#### PROBLEM REQUIREMENTS:
Repeat all the material exactly; pictures stay out of your copy.
::: RAW DATA
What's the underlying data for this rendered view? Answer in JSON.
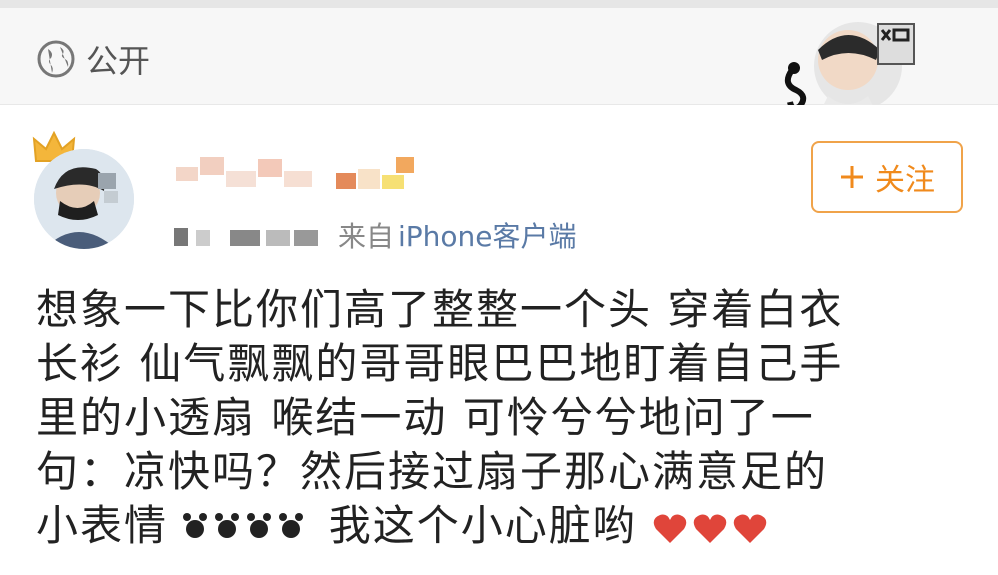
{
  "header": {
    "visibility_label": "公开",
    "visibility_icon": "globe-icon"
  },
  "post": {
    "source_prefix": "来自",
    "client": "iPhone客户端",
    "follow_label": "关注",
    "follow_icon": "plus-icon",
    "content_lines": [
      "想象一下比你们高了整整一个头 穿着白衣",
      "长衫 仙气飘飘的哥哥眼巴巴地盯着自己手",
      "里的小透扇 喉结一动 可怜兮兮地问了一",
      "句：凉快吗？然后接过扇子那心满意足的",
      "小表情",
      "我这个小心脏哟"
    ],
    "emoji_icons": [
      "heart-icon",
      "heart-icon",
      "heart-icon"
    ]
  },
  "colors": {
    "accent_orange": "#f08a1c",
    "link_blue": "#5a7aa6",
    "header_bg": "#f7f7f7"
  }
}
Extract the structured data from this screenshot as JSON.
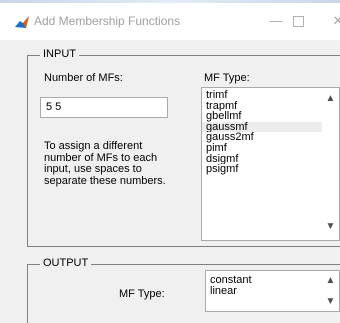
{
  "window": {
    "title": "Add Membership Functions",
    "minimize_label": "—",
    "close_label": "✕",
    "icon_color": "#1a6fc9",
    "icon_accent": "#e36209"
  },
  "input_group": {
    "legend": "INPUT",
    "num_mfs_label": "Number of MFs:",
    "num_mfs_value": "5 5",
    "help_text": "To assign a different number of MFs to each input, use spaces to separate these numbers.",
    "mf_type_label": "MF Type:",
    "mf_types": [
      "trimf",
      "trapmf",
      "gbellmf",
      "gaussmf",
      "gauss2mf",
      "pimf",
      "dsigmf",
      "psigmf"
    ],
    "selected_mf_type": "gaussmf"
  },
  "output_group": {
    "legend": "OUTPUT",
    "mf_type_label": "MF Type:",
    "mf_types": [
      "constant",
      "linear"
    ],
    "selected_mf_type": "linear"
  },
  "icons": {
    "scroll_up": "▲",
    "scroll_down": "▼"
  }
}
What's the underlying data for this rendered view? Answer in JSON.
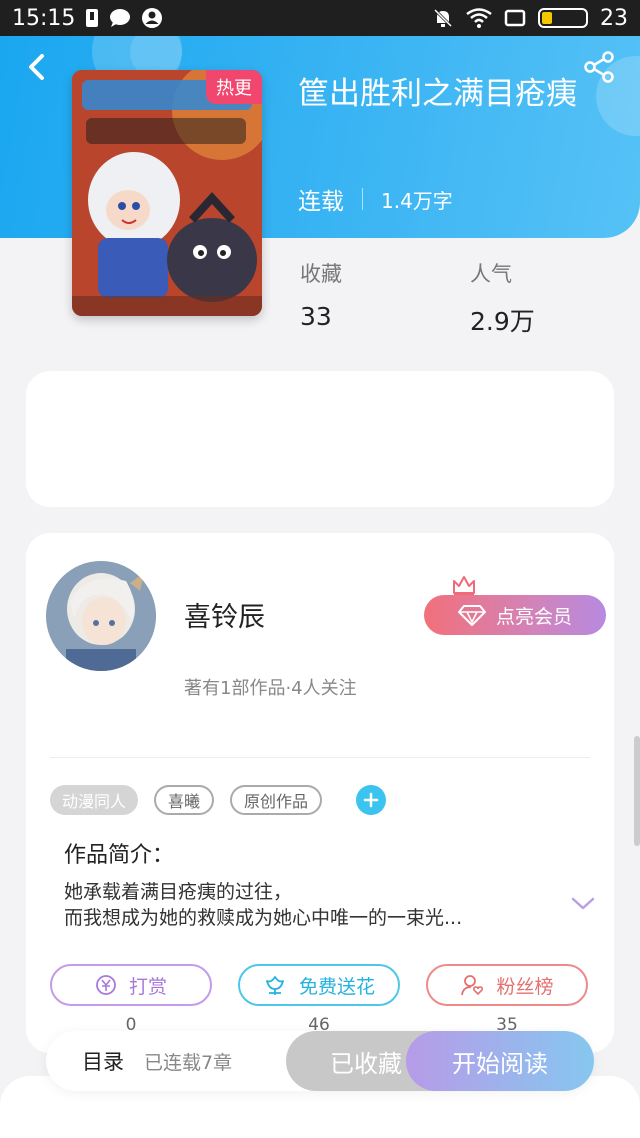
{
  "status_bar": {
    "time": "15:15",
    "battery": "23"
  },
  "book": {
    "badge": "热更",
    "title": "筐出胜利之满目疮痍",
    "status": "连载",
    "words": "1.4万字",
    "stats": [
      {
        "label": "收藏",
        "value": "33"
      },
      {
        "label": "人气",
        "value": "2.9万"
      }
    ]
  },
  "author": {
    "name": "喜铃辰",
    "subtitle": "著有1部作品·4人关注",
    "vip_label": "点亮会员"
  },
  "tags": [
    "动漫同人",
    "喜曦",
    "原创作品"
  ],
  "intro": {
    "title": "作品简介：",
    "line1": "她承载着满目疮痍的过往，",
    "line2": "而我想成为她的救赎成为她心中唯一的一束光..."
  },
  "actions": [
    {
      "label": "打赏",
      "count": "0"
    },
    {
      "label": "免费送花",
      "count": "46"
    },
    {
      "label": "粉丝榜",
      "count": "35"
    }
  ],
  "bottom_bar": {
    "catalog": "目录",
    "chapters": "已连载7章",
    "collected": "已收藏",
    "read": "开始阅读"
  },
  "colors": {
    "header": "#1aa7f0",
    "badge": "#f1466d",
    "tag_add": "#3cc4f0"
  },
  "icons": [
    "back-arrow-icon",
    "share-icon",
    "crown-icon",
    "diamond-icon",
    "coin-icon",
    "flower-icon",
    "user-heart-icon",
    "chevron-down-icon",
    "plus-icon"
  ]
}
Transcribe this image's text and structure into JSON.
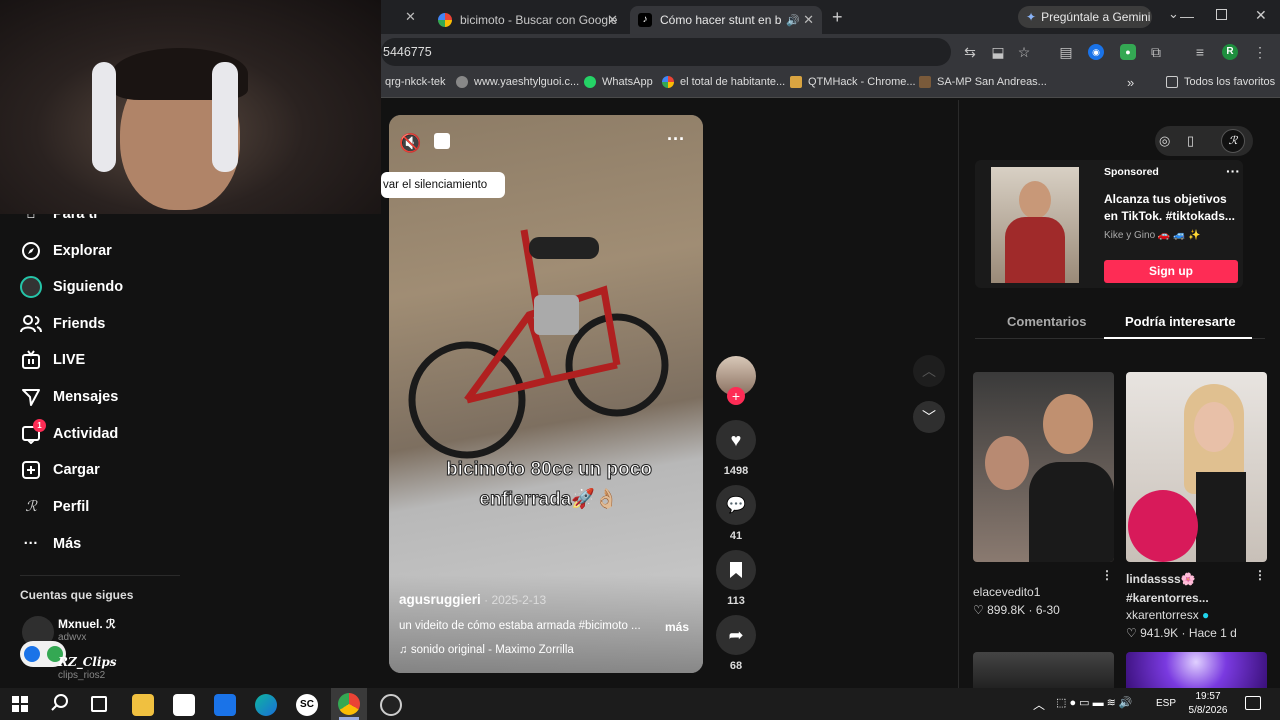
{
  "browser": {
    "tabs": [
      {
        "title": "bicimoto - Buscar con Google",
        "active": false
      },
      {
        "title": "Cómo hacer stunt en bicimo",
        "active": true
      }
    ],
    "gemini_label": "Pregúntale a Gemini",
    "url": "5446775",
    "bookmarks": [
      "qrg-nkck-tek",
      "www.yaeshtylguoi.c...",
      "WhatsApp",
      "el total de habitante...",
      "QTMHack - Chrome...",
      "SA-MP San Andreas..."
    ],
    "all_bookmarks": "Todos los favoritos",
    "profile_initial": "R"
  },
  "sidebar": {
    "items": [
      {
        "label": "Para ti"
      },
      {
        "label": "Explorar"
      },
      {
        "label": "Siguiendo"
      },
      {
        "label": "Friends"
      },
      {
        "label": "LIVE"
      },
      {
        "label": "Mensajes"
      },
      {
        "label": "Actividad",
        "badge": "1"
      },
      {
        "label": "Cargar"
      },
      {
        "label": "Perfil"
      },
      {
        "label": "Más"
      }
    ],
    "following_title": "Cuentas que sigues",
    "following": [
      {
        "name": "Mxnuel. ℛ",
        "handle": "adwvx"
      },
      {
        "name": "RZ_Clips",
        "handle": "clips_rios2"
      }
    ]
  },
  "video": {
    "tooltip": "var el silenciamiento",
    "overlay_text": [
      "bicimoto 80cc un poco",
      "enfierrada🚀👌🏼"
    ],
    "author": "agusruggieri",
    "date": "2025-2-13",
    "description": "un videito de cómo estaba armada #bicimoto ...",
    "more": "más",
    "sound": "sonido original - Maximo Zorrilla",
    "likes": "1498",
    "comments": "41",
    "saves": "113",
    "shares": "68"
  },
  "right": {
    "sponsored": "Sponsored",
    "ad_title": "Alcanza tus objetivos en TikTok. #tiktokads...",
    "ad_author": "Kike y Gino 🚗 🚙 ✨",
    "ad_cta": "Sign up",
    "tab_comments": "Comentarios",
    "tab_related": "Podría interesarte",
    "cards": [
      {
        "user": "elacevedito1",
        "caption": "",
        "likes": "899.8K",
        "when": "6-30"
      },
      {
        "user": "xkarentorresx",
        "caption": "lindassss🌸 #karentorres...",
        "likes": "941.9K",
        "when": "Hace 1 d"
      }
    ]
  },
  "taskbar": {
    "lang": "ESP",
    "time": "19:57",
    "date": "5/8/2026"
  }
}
::::::
#### EXERCISE ANSWER:
What's the underlying data for this rendered view? Answer in JSON.
{
  "header": {
    "visibility_label": "公开",
    "visibility_icon": "globe-icon"
  },
  "post": {
    "source_prefix": "来自",
    "client": "iPhone客户端",
    "follow_label": "关注",
    "follow_icon": "plus-icon",
    "content_lines": [
      "想象一下比你们高了整整一个头 穿着白衣",
      "长衫 仙气飘飘的哥哥眼巴巴地盯着自己手",
      "里的小透扇 喉结一动 可怜兮兮地问了一",
      "句：凉快吗？然后接过扇子那心满意足的",
      "小表情",
      "我这个小心脏哟"
    ],
    "emoji_icons": [
      "heart-icon",
      "heart-icon",
      "heart-icon"
    ]
  },
  "colors": {
    "accent_orange": "#f08a1c",
    "link_blue": "#5a7aa6",
    "header_bg": "#f7f7f7"
  }
}
Extract the structured data from this screenshot as JSON.
{
  "window": {
    "title": "Add Membership Functions",
    "minimize_label": "—",
    "close_label": "✕",
    "icon_color": "#1a6fc9",
    "icon_accent": "#e36209"
  },
  "input_group": {
    "legend": "INPUT",
    "num_mfs_label": "Number of MFs:",
    "num_mfs_value": "5 5",
    "help_text": "To assign a different number of MFs to each input, use spaces to separate these numbers.",
    "mf_type_label": "MF Type:",
    "mf_types": [
      "trimf",
      "trapmf",
      "gbellmf",
      "gaussmf",
      "gauss2mf",
      "pimf",
      "dsigmf",
      "psigmf"
    ],
    "selected_mf_type": "gaussmf"
  },
  "output_group": {
    "legend": "OUTPUT",
    "mf_type_label": "MF Type:",
    "mf_types": [
      "constant",
      "linear"
    ],
    "selected_mf_type": "linear"
  },
  "icons": {
    "scroll_up": "▲",
    "scroll_down": "▼"
  }
}
What's the underlying data for this rendered view? Answer in JSON.
{
  "status_bar": {
    "time": "15:15",
    "battery": "23"
  },
  "book": {
    "badge": "热更",
    "title": "筐出胜利之满目疮痍",
    "status": "连载",
    "words": "1.4万字",
    "stats": [
      {
        "label": "收藏",
        "value": "33"
      },
      {
        "label": "人气",
        "value": "2.9万"
      }
    ]
  },
  "author": {
    "name": "喜铃辰",
    "subtitle": "著有1部作品·4人关注",
    "vip_label": "点亮会员"
  },
  "tags": [
    "动漫同人",
    "喜曦",
    "原创作品"
  ],
  "intro": {
    "title": "作品简介：",
    "line1": "她承载着满目疮痍的过往，",
    "line2": "而我想成为她的救赎成为她心中唯一的一束光..."
  },
  "actions": [
    {
      "label": "打赏",
      "count": "0"
    },
    {
      "label": "免费送花",
      "count": "46"
    },
    {
      "label": "粉丝榜",
      "count": "35"
    }
  ],
  "bottom_bar": {
    "catalog": "目录",
    "chapters": "已连载7章",
    "collected": "已收藏",
    "read": "开始阅读"
  },
  "colors": {
    "header": "#1aa7f0",
    "badge": "#f1466d",
    "tag_add": "#3cc4f0"
  },
  "icons": [
    "back-arrow-icon",
    "share-icon",
    "crown-icon",
    "diamond-icon",
    "coin-icon",
    "flower-icon",
    "user-heart-icon",
    "chevron-down-icon",
    "plus-icon"
  ]
}
Transcribe this image's text and structure into JSON.
{
  "browser": {
    "tabs": [
      {
        "title": "bicimoto - Buscar con Google",
        "active": false
      },
      {
        "title": "Cómo hacer stunt en bicimo",
        "active": true
      }
    ],
    "gemini_label": "Pregúntale a Gemini",
    "url": "5446775",
    "bookmarks": [
      "qrg-nkck-tek",
      "www.yaeshtylguoi.c...",
      "WhatsApp",
      "el total de habitante...",
      "QTMHack - Chrome...",
      "SA-MP San Andreas..."
    ],
    "all_bookmarks": "Todos los favoritos",
    "profile_initial": "R"
  },
  "sidebar": {
    "items": [
      {
        "label": "Para ti"
      },
      {
        "label": "Explorar"
      },
      {
        "label": "Siguiendo"
      },
      {
        "label": "Friends"
      },
      {
        "label": "LIVE"
      },
      {
        "label": "Mensajes"
      },
      {
        "label": "Actividad",
        "badge": "1"
      },
      {
        "label": "Cargar"
      },
      {
        "label": "Perfil"
      },
      {
        "label": "Más"
      }
    ],
    "following_title": "Cuentas que sigues",
    "following": [
      {
        "name": "Mxnuel. ℛ",
        "handle": "adwvx"
      },
      {
        "name": "RZ_Clips",
        "handle": "clips_rios2"
      }
    ]
  },
  "video": {
    "tooltip": "var el silenciamiento",
    "overlay_text": [
      "bicimoto 80cc un poco",
      "enfierrada🚀👌🏼"
    ],
    "author": "agusruggieri",
    "date": "2025-2-13",
    "description": "un videito de cómo estaba armada #bicimoto ...",
    "more": "más",
    "sound": "sonido original - Maximo Zorrilla",
    "likes": "1498",
    "comments": "41",
    "saves": "113",
    "shares": "68"
  },
  "right": {
    "sponsored": "Sponsored",
    "ad_title": "Alcanza tus objetivos en TikTok. #tiktokads...",
    "ad_author": "Kike y Gino 🚗 🚙 ✨",
    "ad_cta": "Sign up",
    "tab_comments": "Comentarios",
    "tab_related": "Podría interesarte",
    "cards": [
      {
        "user": "elacevedito1",
        "caption": "",
        "likes": "899.8K",
        "when": "6-30"
      },
      {
        "user": "xkarentorresx",
        "caption": "lindassss🌸 #karentorres...",
        "likes": "941.9K",
        "when": "Hace 1 d"
      }
    ]
  },
  "taskbar": {
    "lang": "ESP",
    "time": "19:57",
    "date": "5/8/2026"
  }
}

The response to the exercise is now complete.